(Element location data)
________________________________________
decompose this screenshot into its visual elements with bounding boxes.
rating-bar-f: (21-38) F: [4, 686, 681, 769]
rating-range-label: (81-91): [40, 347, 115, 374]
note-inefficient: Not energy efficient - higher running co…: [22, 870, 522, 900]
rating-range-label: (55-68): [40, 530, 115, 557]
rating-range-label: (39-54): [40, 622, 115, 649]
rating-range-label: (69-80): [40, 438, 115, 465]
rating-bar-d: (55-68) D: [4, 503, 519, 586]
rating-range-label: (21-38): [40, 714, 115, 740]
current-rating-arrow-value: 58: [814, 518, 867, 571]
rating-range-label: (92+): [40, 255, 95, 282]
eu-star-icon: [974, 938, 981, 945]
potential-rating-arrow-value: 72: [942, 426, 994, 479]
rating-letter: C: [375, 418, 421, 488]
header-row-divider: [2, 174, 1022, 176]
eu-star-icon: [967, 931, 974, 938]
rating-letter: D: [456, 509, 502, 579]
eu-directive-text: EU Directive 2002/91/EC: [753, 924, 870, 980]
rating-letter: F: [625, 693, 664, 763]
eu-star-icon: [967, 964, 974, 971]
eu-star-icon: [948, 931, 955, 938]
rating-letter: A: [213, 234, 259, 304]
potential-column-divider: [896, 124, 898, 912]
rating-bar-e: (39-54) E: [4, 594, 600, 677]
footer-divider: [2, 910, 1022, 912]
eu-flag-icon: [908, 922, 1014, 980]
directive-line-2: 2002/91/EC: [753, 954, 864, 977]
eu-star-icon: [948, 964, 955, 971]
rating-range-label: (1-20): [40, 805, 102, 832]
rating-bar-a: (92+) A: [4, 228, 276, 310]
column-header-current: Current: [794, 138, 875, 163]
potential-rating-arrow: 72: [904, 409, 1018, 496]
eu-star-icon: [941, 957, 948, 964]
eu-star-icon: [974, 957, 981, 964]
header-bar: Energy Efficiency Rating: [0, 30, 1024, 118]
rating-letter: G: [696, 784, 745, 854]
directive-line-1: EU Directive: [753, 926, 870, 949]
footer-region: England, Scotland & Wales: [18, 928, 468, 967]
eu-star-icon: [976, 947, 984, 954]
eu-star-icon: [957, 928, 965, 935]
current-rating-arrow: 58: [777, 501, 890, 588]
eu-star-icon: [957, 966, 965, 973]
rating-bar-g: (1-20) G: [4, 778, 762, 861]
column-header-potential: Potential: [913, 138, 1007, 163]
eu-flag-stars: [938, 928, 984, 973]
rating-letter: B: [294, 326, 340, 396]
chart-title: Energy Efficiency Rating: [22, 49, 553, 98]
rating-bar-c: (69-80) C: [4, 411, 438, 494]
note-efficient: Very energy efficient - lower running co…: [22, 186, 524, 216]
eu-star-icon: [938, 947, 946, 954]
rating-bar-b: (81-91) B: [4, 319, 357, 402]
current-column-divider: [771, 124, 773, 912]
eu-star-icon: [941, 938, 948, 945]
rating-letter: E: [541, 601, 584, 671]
________________________________________
What the exercise asks:
How many lines of the listing contain the string "value", with case counting? Give only the number.

Written answer:
2